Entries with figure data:
----------

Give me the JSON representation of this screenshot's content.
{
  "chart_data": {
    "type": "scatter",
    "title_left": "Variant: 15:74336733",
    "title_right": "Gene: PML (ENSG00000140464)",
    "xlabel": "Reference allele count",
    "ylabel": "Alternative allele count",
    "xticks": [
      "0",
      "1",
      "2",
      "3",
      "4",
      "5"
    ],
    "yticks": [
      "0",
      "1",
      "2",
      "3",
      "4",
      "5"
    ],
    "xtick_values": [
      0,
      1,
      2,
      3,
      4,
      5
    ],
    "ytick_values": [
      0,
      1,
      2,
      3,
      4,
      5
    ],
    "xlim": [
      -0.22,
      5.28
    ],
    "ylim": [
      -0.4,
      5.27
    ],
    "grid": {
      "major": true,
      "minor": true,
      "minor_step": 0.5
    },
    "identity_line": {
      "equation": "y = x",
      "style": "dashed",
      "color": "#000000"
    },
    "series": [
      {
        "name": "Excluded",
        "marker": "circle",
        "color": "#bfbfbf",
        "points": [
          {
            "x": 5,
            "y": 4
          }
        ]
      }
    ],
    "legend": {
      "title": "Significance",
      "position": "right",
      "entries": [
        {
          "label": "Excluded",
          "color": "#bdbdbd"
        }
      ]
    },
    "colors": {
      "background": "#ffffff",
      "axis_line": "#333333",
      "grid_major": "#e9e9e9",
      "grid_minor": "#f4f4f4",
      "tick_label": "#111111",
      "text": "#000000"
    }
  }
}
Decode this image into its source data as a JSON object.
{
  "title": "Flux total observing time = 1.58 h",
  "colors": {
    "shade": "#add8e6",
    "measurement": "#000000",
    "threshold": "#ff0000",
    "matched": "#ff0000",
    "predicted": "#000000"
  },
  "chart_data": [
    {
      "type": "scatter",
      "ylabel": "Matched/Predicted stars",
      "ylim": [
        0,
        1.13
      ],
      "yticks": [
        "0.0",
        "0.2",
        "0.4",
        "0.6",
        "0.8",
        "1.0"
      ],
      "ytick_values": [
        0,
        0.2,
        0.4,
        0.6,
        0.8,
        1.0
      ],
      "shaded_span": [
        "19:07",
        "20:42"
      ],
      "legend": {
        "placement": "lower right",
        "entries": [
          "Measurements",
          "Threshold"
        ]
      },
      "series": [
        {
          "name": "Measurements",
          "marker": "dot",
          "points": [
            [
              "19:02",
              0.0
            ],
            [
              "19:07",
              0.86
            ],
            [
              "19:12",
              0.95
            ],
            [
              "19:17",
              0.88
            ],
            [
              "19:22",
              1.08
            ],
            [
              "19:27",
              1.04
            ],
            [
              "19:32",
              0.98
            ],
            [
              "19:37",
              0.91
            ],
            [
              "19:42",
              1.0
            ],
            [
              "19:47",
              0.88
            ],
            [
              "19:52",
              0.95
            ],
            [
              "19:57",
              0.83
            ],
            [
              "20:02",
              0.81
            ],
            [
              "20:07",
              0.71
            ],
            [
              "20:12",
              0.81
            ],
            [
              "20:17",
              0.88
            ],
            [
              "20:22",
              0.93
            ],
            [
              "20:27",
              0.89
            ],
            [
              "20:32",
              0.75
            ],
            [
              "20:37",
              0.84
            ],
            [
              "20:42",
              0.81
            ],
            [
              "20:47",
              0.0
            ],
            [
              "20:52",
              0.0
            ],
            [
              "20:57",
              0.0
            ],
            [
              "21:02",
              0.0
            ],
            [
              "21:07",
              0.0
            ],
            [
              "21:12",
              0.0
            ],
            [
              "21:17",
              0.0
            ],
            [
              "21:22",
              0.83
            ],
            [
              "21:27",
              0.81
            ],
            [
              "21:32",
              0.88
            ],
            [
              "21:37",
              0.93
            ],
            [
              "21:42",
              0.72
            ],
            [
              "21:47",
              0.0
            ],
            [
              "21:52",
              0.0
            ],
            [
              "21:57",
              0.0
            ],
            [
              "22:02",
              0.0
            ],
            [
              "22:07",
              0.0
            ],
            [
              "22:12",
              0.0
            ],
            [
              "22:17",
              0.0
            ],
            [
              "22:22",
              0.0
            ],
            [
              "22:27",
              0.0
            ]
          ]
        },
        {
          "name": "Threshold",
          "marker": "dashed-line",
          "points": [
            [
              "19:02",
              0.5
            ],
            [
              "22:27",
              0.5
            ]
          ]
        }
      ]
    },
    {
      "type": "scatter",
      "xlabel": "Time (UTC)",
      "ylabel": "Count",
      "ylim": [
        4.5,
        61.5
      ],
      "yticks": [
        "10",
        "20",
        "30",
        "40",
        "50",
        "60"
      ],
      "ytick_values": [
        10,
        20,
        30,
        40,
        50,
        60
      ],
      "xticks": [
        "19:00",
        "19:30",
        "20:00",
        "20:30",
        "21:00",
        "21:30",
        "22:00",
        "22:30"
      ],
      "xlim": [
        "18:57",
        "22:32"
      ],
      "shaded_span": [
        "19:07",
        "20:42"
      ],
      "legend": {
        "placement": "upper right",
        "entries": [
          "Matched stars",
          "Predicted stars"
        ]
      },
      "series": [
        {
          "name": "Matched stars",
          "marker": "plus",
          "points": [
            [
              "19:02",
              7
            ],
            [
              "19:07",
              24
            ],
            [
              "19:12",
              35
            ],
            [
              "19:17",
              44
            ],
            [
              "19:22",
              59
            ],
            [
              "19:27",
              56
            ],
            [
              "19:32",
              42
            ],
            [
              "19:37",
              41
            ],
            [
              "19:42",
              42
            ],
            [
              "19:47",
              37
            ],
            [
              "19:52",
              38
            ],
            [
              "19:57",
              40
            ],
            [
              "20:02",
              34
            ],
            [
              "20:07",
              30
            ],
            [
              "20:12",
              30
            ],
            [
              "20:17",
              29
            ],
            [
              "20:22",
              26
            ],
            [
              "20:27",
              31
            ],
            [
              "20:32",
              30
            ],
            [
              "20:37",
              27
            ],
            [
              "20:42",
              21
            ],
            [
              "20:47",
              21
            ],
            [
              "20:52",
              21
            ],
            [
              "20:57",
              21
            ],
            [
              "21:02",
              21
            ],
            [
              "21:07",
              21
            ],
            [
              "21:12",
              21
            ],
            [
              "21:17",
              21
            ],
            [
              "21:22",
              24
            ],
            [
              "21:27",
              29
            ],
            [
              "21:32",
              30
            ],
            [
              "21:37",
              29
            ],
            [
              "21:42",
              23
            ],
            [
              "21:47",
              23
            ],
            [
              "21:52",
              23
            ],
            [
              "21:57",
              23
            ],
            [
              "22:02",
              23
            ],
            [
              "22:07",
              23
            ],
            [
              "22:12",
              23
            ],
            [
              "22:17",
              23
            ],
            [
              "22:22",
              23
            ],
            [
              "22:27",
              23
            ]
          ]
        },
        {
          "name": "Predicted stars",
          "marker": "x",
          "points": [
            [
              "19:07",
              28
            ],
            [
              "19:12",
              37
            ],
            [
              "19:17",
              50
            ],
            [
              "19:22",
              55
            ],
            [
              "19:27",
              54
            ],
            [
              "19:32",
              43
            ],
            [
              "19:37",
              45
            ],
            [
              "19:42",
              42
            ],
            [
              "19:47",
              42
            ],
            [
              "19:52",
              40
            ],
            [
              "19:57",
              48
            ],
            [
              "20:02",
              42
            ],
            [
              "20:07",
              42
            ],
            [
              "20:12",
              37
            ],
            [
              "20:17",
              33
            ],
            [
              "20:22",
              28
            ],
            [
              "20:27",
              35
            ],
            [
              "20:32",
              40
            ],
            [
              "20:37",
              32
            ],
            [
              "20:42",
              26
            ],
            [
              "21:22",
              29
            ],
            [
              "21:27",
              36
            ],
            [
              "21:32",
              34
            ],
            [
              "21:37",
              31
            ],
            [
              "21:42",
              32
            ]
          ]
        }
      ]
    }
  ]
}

----------

**GIVEN EXERCISE**
Give the entries again in full, exactly as they are written.

**COMPLETE OUTPUT**
Give me the JSON representation of this screenshot's content.
{
  "chart_data": {
    "type": "scatter",
    "title_left": "Variant: 15:74336733",
    "title_right": "Gene: PML (ENSG00000140464)",
    "xlabel": "Reference allele count",
    "ylabel": "Alternative allele count",
    "xticks": [
      "0",
      "1",
      "2",
      "3",
      "4",
      "5"
    ],
    "yticks": [
      "0",
      "1",
      "2",
      "3",
      "4",
      "5"
    ],
    "xtick_values": [
      0,
      1,
      2,
      3,
      4,
      5
    ],
    "ytick_values": [
      0,
      1,
      2,
      3,
      4,
      5
    ],
    "xlim": [
      -0.22,
      5.28
    ],
    "ylim": [
      -0.4,
      5.27
    ],
    "grid": {
      "major": true,
      "minor": true,
      "minor_step": 0.5
    },
    "identity_line": {
      "equation": "y = x",
      "style": "dashed",
      "color": "#000000"
    },
    "series": [
      {
        "name": "Excluded",
        "marker": "circle",
        "color": "#bfbfbf",
        "points": [
          {
            "x": 5,
            "y": 4
          }
        ]
      }
    ],
    "legend": {
      "title": "Significance",
      "position": "right",
      "entries": [
        {
          "label": "Excluded",
          "color": "#bdbdbd"
        }
      ]
    },
    "colors": {
      "background": "#ffffff",
      "axis_line": "#333333",
      "grid_major": "#e9e9e9",
      "grid_minor": "#f4f4f4",
      "tick_label": "#111111",
      "text": "#000000"
    }
  }
}
Decode this image into its source data as a JSON object.
{
  "title": "Flux total observing time = 1.58 h",
  "colors": {
    "shade": "#add8e6",
    "measurement": "#000000",
    "threshold": "#ff0000",
    "matched": "#ff0000",
    "predicted": "#000000"
  },
  "chart_data": [
    {
      "type": "scatter",
      "ylabel": "Matched/Predicted stars",
      "ylim": [
        0,
        1.13
      ],
      "yticks": [
        "0.0",
        "0.2",
        "0.4",
        "0.6",
        "0.8",
        "1.0"
      ],
      "ytick_values": [
        0,
        0.2,
        0.4,
        0.6,
        0.8,
        1.0
      ],
      "shaded_span": [
        "19:07",
        "20:42"
      ],
      "legend": {
        "placement": "lower right",
        "entries": [
          "Measurements",
          "Threshold"
        ]
      },
      "series": [
        {
          "name": "Measurements",
          "marker": "dot",
          "points": [
            [
              "19:02",
              0.0
            ],
            [
              "19:07",
              0.86
            ],
            [
              "19:12",
              0.95
            ],
            [
              "19:17",
              0.88
            ],
            [
              "19:22",
              1.08
            ],
            [
              "19:27",
              1.04
            ],
            [
              "19:32",
              0.98
            ],
            [
              "19:37",
              0.91
            ],
            [
              "19:42",
              1.0
            ],
            [
              "19:47",
              0.88
            ],
            [
              "19:52",
              0.95
            ],
            [
              "19:57",
              0.83
            ],
            [
              "20:02",
              0.81
            ],
            [
              "20:07",
              0.71
            ],
            [
              "20:12",
              0.81
            ],
            [
              "20:17",
              0.88
            ],
            [
              "20:22",
              0.93
            ],
            [
              "20:27",
              0.89
            ],
            [
              "20:32",
              0.75
            ],
            [
              "20:37",
              0.84
            ],
            [
              "20:42",
              0.81
            ],
            [
              "20:47",
              0.0
            ],
            [
              "20:52",
              0.0
            ],
            [
              "20:57",
              0.0
            ],
            [
              "21:02",
              0.0
            ],
            [
              "21:07",
              0.0
            ],
            [
              "21:12",
              0.0
            ],
            [
              "21:17",
              0.0
            ],
            [
              "21:22",
              0.83
            ],
            [
              "21:27",
              0.81
            ],
            [
              "21:32",
              0.88
            ],
            [
              "21:37",
              0.93
            ],
            [
              "21:42",
              0.72
            ],
            [
              "21:47",
              0.0
            ],
            [
              "21:52",
              0.0
            ],
            [
              "21:57",
              0.0
            ],
            [
              "22:02",
              0.0
            ],
            [
              "22:07",
              0.0
            ],
            [
              "22:12",
              0.0
            ],
            [
              "22:17",
              0.0
            ],
            [
              "22:22",
              0.0
            ],
            [
              "22:27",
              0.0
            ]
          ]
        },
        {
          "name": "Threshold",
          "marker": "dashed-line",
          "points": [
            [
              "19:02",
              0.5
            ],
            [
              "22:27",
              0.5
            ]
          ]
        }
      ]
    },
    {
      "type": "scatter",
      "xlabel": "Time (UTC)",
      "ylabel": "Count",
      "ylim": [
        4.5,
        61.5
      ],
      "yticks": [
        "10",
        "20",
        "30",
        "40",
        "50",
        "60"
      ],
      "ytick_values": [
        10,
        20,
        30,
        40,
        50,
        60
      ],
      "xticks": [
        "19:00",
        "19:30",
        "20:00",
        "20:30",
        "21:00",
        "21:30",
        "22:00",
        "22:30"
      ],
      "xlim": [
        "18:57",
        "22:32"
      ],
      "shaded_span": [
        "19:07",
        "20:42"
      ],
      "legend": {
        "placement": "upper right",
        "entries": [
          "Matched stars",
          "Predicted stars"
        ]
      },
      "series": [
        {
          "name": "Matched stars",
          "marker": "plus",
          "points": [
            [
              "19:02",
              7
            ],
            [
              "19:07",
              24
            ],
            [
              "19:12",
              35
            ],
            [
              "19:17",
              44
            ],
            [
              "19:22",
              59
            ],
            [
              "19:27",
              56
            ],
            [
              "19:32",
              42
            ],
            [
              "19:37",
              41
            ],
            [
              "19:42",
              42
            ],
            [
              "19:47",
              37
            ],
            [
              "19:52",
              38
            ],
            [
              "19:57",
              40
            ],
            [
              "20:02",
              34
            ],
            [
              "20:07",
              30
            ],
            [
              "20:12",
              30
            ],
            [
              "20:17",
              29
            ],
            [
              "20:22",
              26
            ],
            [
              "20:27",
              31
            ],
            [
              "20:32",
              30
            ],
            [
              "20:37",
              27
            ],
            [
              "20:42",
              21
            ],
            [
              "20:47",
              21
            ],
            [
              "20:52",
              21
            ],
            [
              "20:57",
              21
            ],
            [
              "21:02",
              21
            ],
            [
              "21:07",
              21
            ],
            [
              "21:12",
              21
            ],
            [
              "21:17",
              21
            ],
            [
              "21:22",
              24
            ],
            [
              "21:27",
              29
            ],
            [
              "21:32",
              30
            ],
            [
              "21:37",
              29
            ],
            [
              "21:42",
              23
            ],
            [
              "21:47",
              23
            ],
            [
              "21:52",
              23
            ],
            [
              "21:57",
              23
            ],
            [
              "22:02",
              23
            ],
            [
              "22:07",
              23
            ],
            [
              "22:12",
              23
            ],
            [
              "22:17",
              23
            ],
            [
              "22:22",
              23
            ],
            [
              "22:27",
              23
            ]
          ]
        },
        {
          "name": "Predicted stars",
          "marker": "x",
          "points": [
            [
              "19:07",
              28
            ],
            [
              "19:12",
              37
            ],
            [
              "19:17",
              50
            ],
            [
              "19:22",
              55
            ],
            [
              "19:27",
              54
            ],
            [
              "19:32",
              43
            ],
            [
              "19:37",
              45
            ],
            [
              "19:42",
              42
            ],
            [
              "19:47",
              42
            ],
            [
              "19:52",
              40
            ],
            [
              "19:57",
              48
            ],
            [
              "20:02",
              42
            ],
            [
              "20:07",
              42
            ],
            [
              "20:12",
              37
            ],
            [
              "20:17",
              33
            ],
            [
              "20:22",
              28
            ],
            [
              "20:27",
              35
            ],
            [
              "20:32",
              40
            ],
            [
              "20:37",
              32
            ],
            [
              "20:42",
              26
            ],
            [
              "21:22",
              29
            ],
            [
              "21:27",
              36
            ],
            [
              "21:32",
              34
            ],
            [
              "21:37",
              31
            ],
            [
              "21:42",
              32
            ]
          ]
        }
      ]
    }
  ]
}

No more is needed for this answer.